:: TASK OBJECTIVE ::
Copy whichever lines contain the string "true".

··· EXTRACTED RECORDS ···

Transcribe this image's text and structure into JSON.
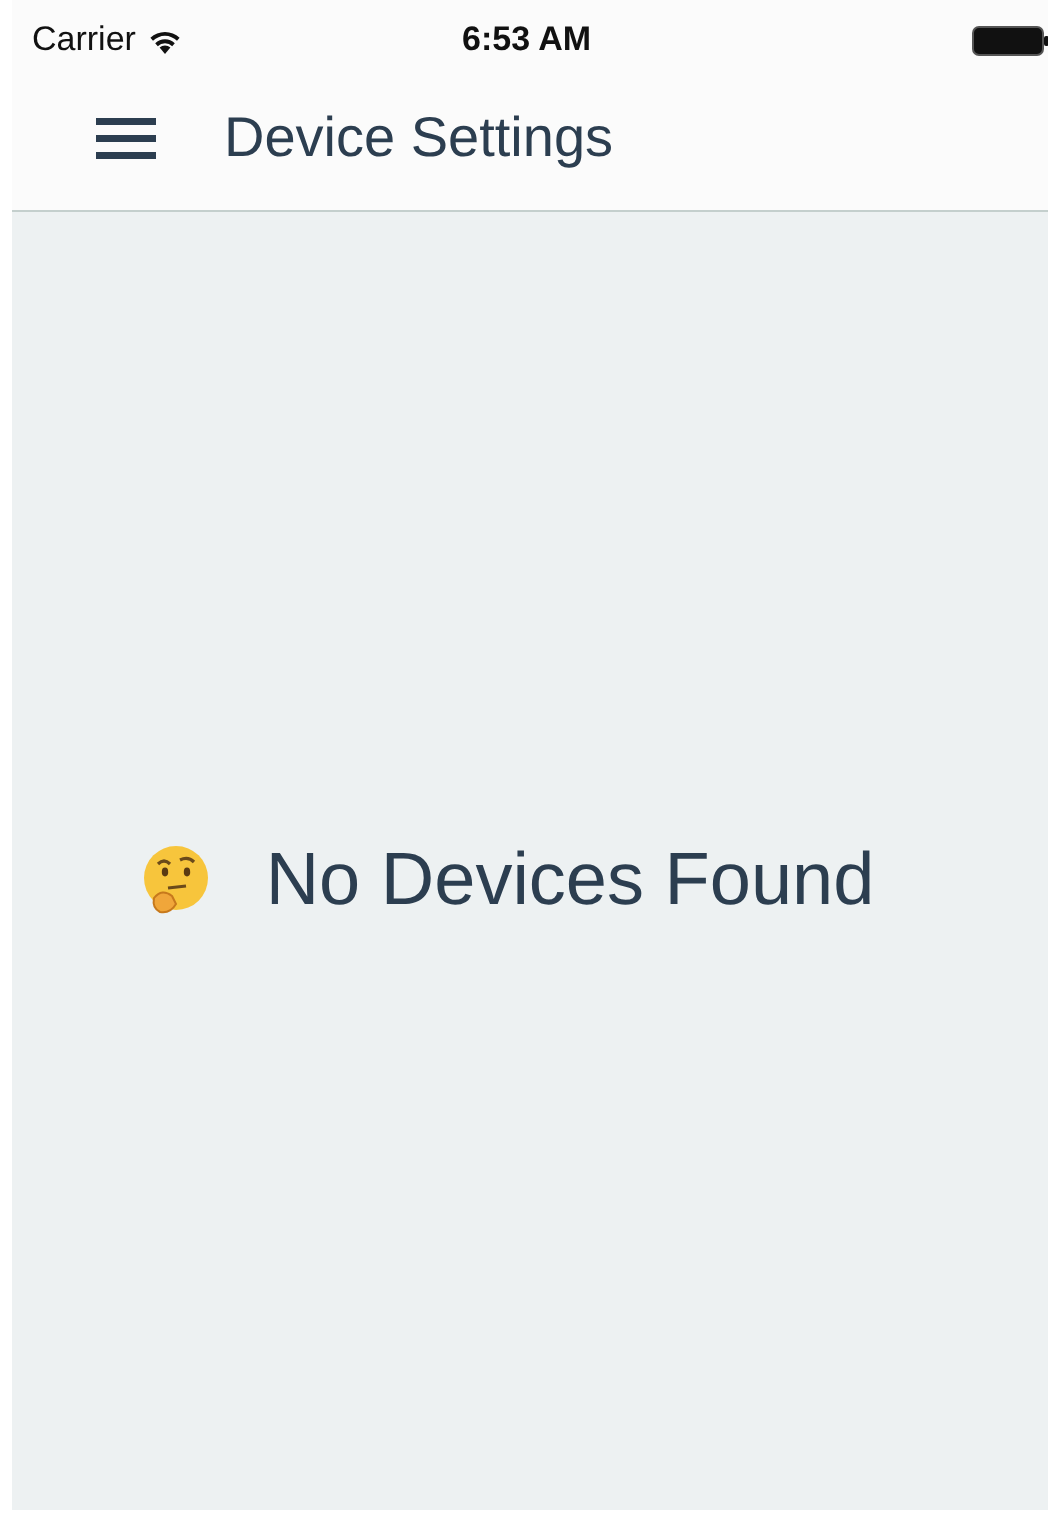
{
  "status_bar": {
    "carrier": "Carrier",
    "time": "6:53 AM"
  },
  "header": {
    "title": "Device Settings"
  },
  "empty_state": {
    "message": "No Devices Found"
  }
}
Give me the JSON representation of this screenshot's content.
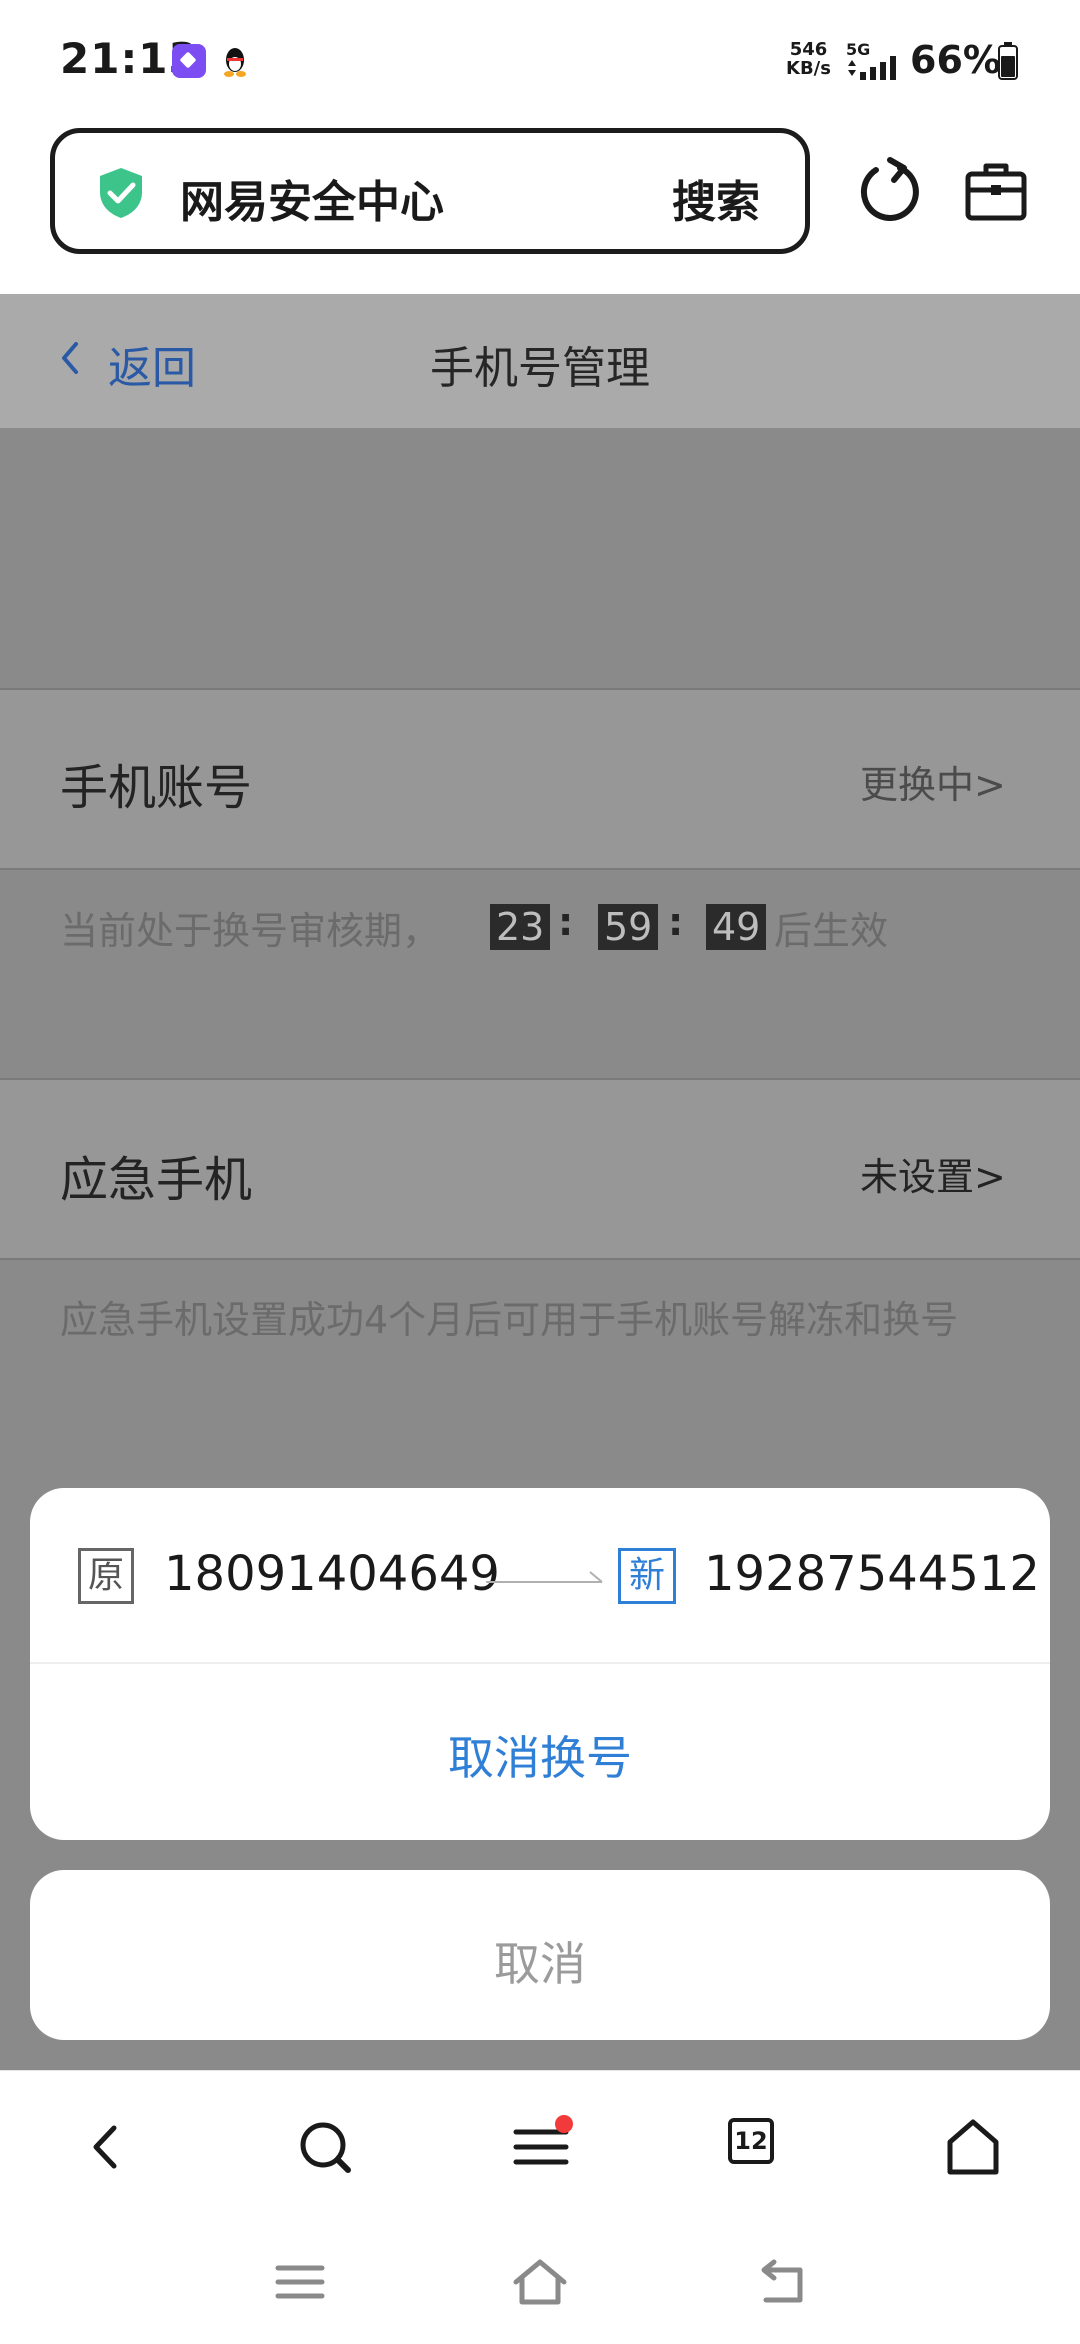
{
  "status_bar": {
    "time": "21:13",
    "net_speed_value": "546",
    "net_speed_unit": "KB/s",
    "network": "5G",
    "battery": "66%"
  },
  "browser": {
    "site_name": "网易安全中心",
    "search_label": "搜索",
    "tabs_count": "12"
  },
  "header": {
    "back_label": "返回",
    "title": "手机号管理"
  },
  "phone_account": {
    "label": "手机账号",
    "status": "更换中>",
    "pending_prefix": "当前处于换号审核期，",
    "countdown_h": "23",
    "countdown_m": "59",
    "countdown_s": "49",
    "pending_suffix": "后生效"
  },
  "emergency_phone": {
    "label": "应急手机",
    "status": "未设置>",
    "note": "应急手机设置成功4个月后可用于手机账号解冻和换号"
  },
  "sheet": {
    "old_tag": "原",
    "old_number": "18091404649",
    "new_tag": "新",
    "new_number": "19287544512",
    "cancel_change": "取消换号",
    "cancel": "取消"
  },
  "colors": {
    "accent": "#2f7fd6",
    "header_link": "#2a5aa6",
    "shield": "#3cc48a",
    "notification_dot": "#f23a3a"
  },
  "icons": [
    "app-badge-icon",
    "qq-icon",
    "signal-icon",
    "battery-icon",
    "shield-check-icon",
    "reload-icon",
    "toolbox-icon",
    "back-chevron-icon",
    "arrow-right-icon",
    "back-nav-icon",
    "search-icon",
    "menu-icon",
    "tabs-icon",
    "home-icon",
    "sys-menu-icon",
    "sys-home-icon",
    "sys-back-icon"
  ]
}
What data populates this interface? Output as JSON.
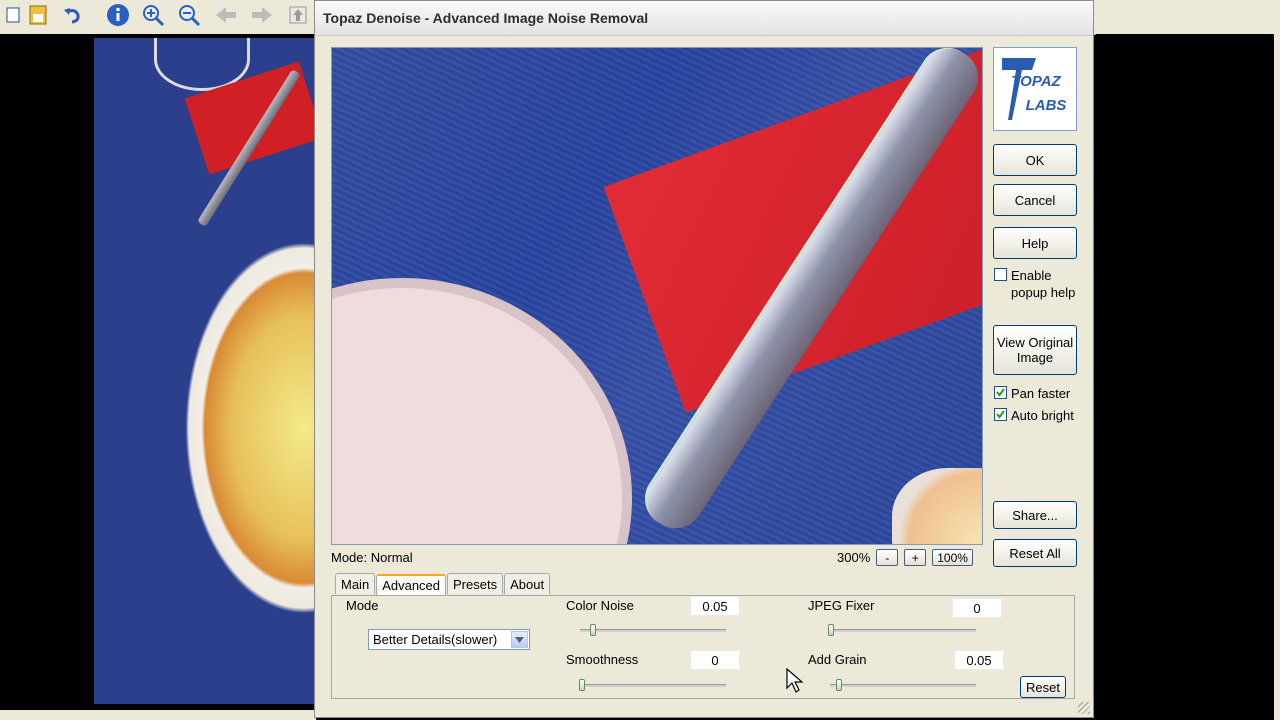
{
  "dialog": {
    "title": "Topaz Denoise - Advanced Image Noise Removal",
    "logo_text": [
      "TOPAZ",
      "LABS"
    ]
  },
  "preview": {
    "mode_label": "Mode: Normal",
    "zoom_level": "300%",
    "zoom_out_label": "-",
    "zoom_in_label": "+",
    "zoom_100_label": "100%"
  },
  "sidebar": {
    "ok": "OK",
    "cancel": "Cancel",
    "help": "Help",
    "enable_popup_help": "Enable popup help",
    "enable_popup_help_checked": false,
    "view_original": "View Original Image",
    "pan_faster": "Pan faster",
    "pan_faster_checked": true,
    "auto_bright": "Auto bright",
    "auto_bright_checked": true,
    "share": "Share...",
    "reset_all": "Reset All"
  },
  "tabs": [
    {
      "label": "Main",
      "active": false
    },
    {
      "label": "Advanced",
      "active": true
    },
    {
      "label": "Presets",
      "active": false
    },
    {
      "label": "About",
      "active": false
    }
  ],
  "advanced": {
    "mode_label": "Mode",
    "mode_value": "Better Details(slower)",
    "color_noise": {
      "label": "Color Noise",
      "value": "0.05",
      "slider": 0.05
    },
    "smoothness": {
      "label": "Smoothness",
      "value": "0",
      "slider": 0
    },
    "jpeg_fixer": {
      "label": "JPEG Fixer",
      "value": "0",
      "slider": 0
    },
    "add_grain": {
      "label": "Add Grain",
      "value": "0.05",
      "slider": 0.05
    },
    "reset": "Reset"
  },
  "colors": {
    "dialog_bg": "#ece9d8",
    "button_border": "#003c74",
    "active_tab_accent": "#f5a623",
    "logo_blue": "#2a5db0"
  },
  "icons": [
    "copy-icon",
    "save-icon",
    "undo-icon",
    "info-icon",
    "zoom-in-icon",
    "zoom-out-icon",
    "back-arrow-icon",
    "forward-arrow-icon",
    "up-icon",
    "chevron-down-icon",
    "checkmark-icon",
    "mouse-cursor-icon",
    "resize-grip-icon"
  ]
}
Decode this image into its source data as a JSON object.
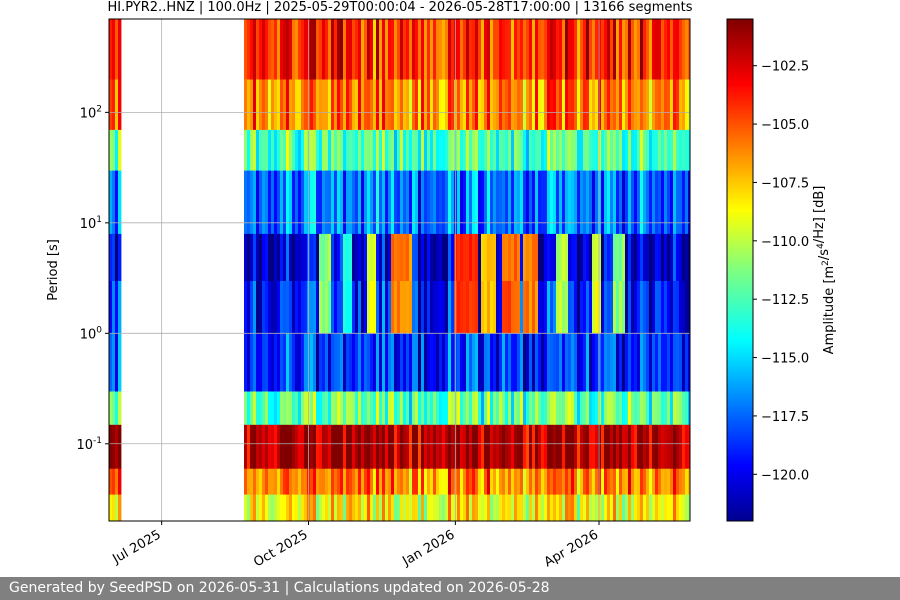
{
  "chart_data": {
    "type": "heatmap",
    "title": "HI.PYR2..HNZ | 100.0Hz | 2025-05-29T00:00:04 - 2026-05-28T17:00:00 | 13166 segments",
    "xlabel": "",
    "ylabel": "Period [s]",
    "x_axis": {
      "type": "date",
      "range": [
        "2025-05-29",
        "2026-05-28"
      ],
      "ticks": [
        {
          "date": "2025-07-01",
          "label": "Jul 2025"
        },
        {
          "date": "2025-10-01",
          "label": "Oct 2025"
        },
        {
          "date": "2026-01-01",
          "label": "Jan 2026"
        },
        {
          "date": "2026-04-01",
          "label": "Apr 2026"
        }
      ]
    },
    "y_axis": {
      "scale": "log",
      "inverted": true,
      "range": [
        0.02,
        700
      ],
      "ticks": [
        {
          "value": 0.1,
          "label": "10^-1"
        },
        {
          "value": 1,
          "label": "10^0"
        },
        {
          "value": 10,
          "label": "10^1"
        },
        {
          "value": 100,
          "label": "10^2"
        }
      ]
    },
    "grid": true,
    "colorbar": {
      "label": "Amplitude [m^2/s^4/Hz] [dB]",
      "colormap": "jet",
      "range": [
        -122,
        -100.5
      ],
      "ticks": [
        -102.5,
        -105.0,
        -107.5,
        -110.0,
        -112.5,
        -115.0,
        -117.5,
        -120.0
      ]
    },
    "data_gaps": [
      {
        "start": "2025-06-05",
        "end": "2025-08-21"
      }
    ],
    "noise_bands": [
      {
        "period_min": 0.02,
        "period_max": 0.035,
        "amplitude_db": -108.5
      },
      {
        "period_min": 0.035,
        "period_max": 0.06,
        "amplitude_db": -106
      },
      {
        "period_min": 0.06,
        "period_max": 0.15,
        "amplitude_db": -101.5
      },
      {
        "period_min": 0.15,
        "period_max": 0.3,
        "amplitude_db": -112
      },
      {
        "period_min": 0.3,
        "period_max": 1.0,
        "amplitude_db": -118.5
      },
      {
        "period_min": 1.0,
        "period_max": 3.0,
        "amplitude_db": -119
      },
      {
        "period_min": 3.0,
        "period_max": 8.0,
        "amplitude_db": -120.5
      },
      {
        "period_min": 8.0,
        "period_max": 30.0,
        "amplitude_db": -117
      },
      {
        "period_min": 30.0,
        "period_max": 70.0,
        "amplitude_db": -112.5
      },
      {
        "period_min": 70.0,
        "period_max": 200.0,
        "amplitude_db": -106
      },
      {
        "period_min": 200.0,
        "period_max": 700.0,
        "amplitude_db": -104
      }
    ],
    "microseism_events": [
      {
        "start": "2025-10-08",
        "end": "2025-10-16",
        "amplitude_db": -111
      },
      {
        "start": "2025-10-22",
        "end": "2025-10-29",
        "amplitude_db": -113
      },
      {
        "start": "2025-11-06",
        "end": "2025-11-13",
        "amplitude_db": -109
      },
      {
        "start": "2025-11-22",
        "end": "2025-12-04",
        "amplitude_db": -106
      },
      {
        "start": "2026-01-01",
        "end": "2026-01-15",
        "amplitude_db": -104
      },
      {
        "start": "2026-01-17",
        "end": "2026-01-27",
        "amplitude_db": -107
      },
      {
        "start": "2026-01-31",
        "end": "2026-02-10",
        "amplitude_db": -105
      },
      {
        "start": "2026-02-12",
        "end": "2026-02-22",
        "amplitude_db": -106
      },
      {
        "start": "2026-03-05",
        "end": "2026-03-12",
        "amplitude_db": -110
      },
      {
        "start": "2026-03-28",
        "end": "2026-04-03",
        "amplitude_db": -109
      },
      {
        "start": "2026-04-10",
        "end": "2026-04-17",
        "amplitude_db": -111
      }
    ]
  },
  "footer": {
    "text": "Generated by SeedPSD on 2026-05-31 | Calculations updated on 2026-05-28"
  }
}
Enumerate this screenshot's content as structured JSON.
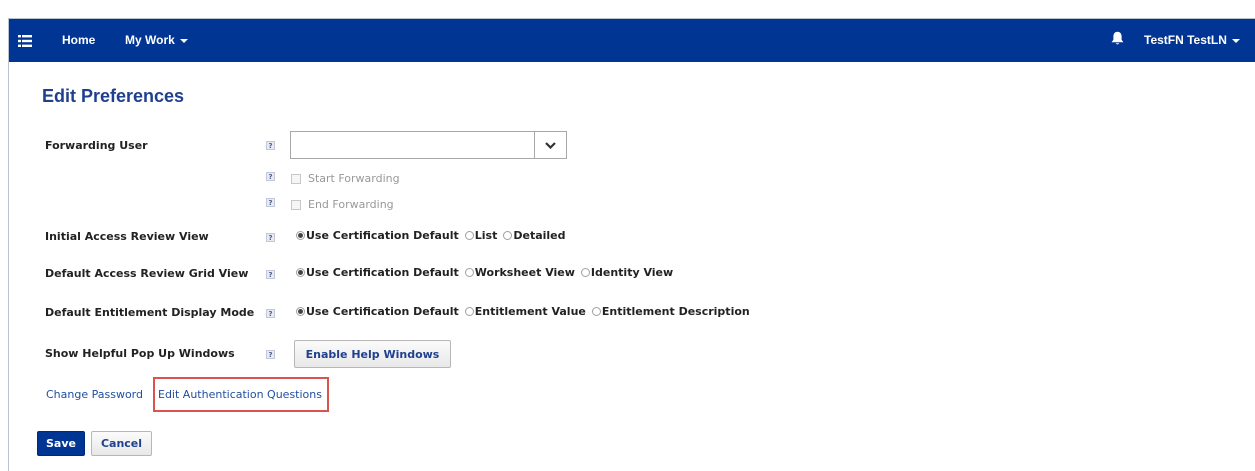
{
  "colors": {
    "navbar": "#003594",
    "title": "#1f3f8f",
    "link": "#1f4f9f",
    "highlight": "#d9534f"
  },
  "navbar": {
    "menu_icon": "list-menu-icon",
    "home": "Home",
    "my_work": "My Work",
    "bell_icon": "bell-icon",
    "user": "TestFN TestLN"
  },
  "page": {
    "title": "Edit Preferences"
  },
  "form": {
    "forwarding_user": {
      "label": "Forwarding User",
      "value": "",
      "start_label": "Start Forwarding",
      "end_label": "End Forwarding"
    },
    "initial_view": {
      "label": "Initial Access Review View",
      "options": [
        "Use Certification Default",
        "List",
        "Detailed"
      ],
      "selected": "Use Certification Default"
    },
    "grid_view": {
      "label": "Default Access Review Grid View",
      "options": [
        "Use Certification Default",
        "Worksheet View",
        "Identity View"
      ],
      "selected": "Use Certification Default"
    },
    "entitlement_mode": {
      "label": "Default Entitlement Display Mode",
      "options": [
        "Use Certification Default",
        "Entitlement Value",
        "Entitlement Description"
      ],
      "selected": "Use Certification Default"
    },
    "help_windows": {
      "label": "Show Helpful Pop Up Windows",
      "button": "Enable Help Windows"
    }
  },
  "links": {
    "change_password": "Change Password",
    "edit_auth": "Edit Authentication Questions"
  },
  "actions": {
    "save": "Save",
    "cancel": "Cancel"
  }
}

···

:: SOLUTION TO THIS EXERCISE ::
    "pan_faster_checked": true,
    "auto_bright_checked": true,
      "active": true
      "inverted": true,
    "grid": true,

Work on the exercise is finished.